▸ Supplied material
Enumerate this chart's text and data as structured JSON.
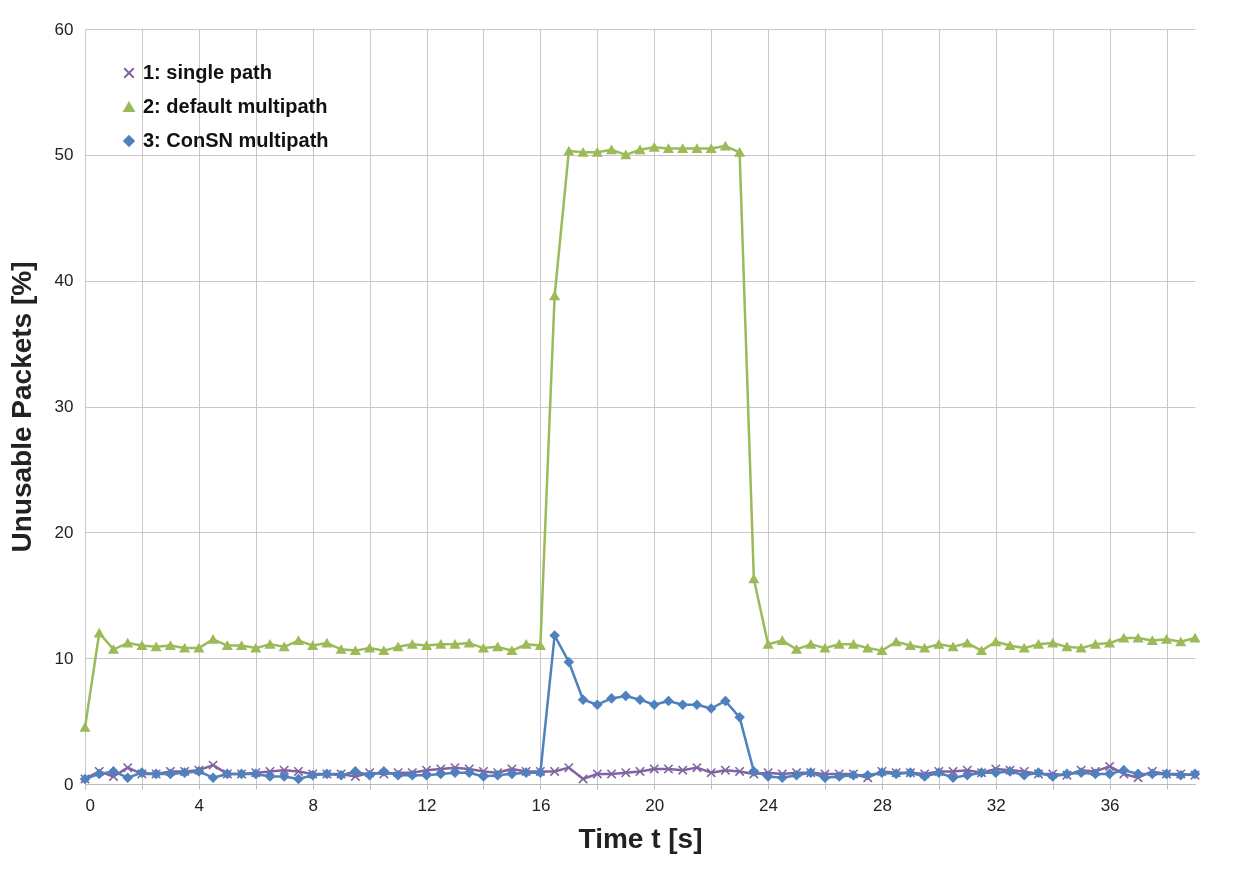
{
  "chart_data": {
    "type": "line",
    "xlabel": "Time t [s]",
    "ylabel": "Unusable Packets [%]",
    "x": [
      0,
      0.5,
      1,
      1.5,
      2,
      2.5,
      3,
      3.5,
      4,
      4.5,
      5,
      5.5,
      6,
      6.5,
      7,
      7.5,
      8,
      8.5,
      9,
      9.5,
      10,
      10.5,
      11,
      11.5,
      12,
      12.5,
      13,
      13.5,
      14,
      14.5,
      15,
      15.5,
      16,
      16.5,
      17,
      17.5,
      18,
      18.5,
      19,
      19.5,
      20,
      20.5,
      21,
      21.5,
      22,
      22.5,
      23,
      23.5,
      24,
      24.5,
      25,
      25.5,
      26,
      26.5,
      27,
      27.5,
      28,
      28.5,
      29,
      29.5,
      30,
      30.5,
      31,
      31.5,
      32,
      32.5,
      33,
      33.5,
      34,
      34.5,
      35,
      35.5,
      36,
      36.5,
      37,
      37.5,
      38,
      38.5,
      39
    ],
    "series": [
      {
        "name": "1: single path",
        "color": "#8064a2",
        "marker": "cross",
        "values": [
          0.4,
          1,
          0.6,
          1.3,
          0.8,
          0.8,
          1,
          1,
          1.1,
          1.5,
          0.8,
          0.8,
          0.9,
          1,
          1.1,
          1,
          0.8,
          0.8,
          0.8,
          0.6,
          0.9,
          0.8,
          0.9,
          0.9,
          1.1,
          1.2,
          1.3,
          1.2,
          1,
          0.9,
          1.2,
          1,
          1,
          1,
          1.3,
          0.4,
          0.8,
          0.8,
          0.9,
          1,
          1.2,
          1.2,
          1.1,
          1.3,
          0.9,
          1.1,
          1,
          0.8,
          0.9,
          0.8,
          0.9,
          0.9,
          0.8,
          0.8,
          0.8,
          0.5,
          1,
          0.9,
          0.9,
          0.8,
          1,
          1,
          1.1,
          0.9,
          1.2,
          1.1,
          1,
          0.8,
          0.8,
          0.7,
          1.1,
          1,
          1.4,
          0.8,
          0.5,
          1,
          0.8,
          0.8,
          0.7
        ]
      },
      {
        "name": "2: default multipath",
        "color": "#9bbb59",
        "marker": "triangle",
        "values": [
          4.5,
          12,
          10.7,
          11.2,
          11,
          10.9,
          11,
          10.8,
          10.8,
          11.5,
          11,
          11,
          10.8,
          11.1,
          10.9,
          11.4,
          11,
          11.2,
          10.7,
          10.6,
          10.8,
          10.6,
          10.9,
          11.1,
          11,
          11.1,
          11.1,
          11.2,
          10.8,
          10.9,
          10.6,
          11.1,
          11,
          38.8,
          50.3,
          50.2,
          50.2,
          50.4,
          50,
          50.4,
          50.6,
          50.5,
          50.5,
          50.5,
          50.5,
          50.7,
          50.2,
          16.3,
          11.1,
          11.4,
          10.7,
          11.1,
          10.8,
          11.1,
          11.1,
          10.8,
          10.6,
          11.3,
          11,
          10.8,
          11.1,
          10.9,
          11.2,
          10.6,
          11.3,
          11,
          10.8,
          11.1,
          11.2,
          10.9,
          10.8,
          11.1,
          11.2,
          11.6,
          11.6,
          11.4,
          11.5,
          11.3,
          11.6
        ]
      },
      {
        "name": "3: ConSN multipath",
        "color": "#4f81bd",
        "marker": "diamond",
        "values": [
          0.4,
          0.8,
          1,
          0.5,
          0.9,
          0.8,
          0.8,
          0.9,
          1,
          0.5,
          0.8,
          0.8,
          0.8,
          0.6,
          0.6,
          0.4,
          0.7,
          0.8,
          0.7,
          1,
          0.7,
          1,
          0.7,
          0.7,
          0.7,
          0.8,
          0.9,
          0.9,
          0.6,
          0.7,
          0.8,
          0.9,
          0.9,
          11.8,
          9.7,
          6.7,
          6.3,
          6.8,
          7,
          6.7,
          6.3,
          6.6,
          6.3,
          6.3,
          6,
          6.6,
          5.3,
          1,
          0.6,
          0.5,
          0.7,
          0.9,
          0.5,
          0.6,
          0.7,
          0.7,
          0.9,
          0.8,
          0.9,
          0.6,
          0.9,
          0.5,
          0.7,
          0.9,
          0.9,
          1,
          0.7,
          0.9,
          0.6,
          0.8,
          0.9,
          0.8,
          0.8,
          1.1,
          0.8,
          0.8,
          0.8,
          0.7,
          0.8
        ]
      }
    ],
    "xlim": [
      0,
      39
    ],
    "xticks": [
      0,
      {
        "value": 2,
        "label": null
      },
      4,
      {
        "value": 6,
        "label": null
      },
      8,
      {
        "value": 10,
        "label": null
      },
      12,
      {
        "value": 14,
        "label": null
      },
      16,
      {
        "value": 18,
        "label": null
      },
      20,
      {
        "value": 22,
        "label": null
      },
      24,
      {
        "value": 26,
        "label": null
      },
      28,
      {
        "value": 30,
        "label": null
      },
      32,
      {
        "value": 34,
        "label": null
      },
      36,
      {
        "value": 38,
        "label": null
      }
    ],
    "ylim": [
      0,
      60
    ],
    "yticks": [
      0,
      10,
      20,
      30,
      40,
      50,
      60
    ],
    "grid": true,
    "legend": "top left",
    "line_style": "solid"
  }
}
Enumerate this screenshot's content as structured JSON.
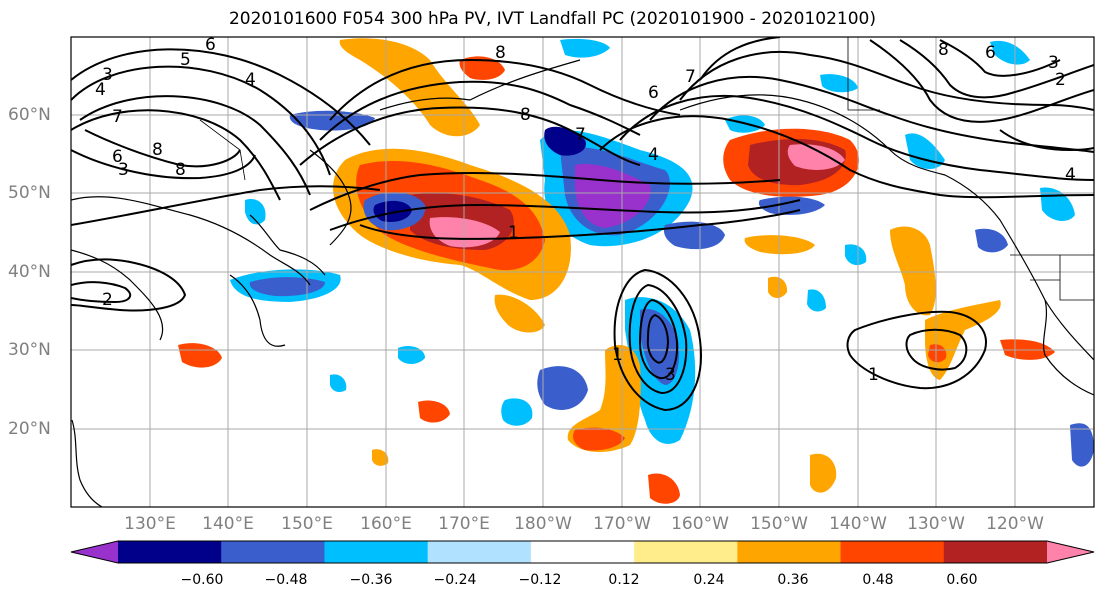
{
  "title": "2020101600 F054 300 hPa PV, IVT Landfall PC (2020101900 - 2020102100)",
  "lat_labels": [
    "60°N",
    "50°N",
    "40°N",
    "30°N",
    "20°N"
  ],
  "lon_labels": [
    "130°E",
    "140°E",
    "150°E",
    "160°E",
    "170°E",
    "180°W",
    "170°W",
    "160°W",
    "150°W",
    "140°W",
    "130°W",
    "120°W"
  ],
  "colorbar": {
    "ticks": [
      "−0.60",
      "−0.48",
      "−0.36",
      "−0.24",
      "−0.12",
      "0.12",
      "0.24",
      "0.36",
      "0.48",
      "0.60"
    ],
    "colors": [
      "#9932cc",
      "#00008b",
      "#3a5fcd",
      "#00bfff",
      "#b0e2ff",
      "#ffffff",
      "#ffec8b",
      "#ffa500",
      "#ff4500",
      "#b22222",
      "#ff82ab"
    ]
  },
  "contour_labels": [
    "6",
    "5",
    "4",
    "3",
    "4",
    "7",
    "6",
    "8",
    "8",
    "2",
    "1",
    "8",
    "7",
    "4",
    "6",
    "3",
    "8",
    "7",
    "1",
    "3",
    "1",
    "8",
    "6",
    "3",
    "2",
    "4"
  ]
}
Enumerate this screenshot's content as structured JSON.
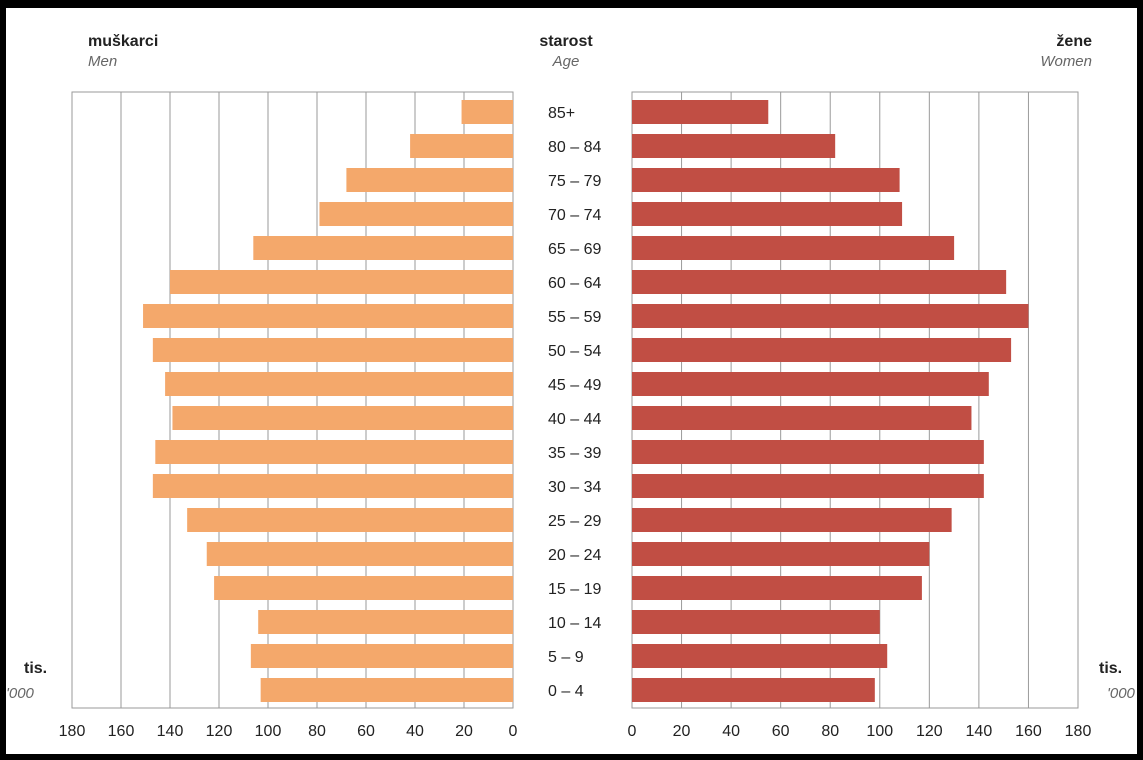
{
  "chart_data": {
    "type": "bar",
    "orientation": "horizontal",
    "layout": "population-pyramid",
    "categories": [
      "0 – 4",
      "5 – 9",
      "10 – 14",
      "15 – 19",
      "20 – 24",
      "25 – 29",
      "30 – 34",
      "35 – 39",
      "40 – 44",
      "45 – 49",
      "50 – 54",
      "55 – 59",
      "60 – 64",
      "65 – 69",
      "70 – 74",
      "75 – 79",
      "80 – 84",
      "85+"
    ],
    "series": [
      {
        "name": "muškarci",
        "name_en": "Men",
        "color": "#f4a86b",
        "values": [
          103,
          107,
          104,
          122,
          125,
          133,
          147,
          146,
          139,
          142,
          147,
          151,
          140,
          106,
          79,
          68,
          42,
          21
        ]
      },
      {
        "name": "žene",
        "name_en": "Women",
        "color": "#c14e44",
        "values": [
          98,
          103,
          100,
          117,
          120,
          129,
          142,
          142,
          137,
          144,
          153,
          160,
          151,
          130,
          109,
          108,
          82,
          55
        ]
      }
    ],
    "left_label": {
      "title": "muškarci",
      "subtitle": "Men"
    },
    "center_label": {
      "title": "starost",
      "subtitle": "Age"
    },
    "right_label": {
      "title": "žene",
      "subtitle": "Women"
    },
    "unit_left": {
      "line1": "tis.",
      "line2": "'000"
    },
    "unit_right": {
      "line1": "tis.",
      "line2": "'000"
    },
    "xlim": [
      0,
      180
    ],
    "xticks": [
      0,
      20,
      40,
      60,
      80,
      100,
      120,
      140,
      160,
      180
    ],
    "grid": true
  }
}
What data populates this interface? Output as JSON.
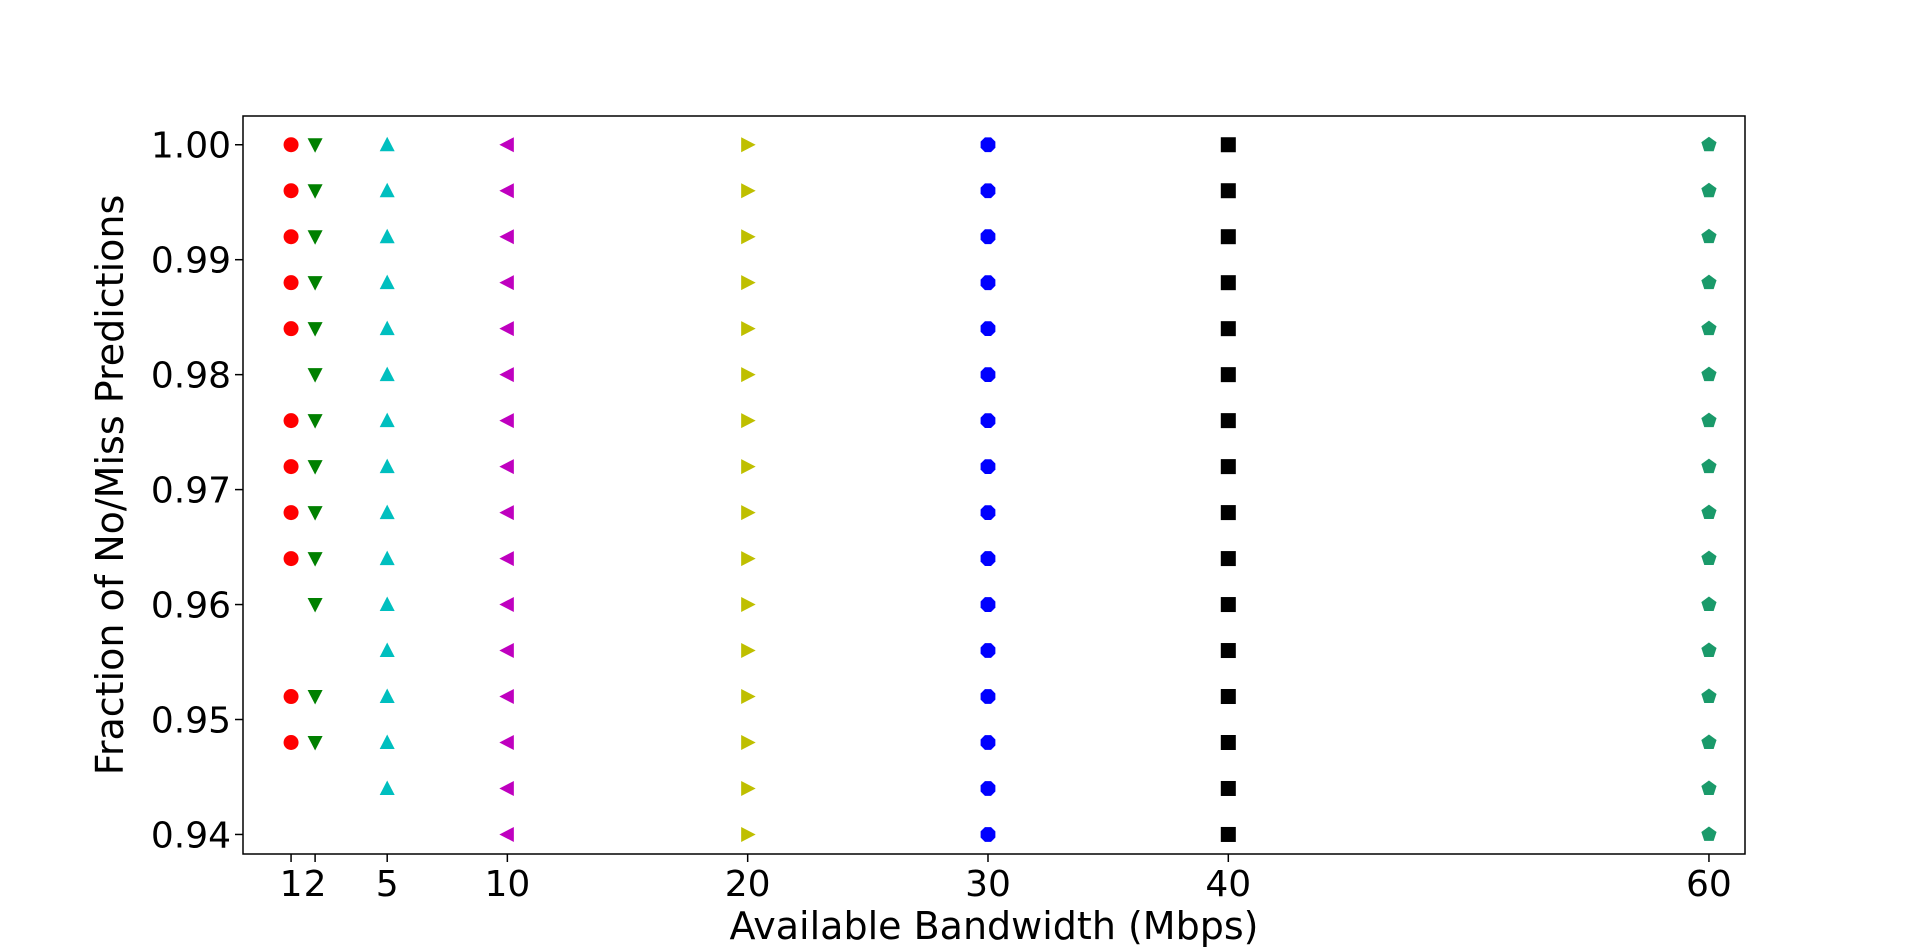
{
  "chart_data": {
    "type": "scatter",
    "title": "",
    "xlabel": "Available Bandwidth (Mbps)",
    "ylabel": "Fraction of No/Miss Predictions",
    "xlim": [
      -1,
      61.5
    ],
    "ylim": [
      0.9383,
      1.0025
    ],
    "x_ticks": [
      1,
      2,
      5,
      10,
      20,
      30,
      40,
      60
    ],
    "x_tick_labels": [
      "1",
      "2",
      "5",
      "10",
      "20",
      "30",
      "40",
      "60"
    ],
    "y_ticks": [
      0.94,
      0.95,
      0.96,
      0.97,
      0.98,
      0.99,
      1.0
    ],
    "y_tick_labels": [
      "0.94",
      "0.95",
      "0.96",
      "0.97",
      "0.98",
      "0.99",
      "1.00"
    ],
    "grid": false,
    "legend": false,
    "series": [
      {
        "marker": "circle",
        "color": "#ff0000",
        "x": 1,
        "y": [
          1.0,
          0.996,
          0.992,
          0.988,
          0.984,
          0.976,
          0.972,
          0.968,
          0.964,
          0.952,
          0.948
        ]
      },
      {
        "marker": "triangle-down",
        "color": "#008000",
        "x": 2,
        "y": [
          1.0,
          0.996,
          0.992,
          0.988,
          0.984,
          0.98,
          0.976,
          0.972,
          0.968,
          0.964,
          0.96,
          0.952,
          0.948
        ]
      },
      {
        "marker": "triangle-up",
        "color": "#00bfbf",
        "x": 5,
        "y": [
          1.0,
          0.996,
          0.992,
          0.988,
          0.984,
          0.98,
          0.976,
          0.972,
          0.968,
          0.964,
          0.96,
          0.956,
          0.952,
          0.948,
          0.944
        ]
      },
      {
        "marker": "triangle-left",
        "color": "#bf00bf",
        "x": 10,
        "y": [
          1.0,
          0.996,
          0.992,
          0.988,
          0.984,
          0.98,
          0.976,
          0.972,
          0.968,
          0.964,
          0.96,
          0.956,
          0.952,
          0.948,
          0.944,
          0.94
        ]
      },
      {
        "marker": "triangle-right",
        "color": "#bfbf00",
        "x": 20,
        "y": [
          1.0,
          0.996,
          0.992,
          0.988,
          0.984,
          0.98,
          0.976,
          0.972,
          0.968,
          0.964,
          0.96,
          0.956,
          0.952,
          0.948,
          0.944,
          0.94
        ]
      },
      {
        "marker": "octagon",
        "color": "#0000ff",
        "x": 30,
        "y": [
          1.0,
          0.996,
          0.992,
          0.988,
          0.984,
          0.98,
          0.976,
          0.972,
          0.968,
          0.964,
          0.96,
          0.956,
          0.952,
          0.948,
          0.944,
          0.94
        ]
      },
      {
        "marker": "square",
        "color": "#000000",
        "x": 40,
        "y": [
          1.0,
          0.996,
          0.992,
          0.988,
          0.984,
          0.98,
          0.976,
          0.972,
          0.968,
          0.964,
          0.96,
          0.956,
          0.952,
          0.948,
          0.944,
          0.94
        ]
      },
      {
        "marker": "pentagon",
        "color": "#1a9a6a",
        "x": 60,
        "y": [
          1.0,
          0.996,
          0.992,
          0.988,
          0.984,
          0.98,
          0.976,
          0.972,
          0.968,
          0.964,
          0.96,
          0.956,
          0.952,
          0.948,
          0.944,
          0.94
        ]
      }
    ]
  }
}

▸ Instructions to follow
Collect each line above holding the string "subtitle".

▸ Result of the task
      "subtitle": "Men"
      "subtitle": "Age"
      "subtitle": "Women"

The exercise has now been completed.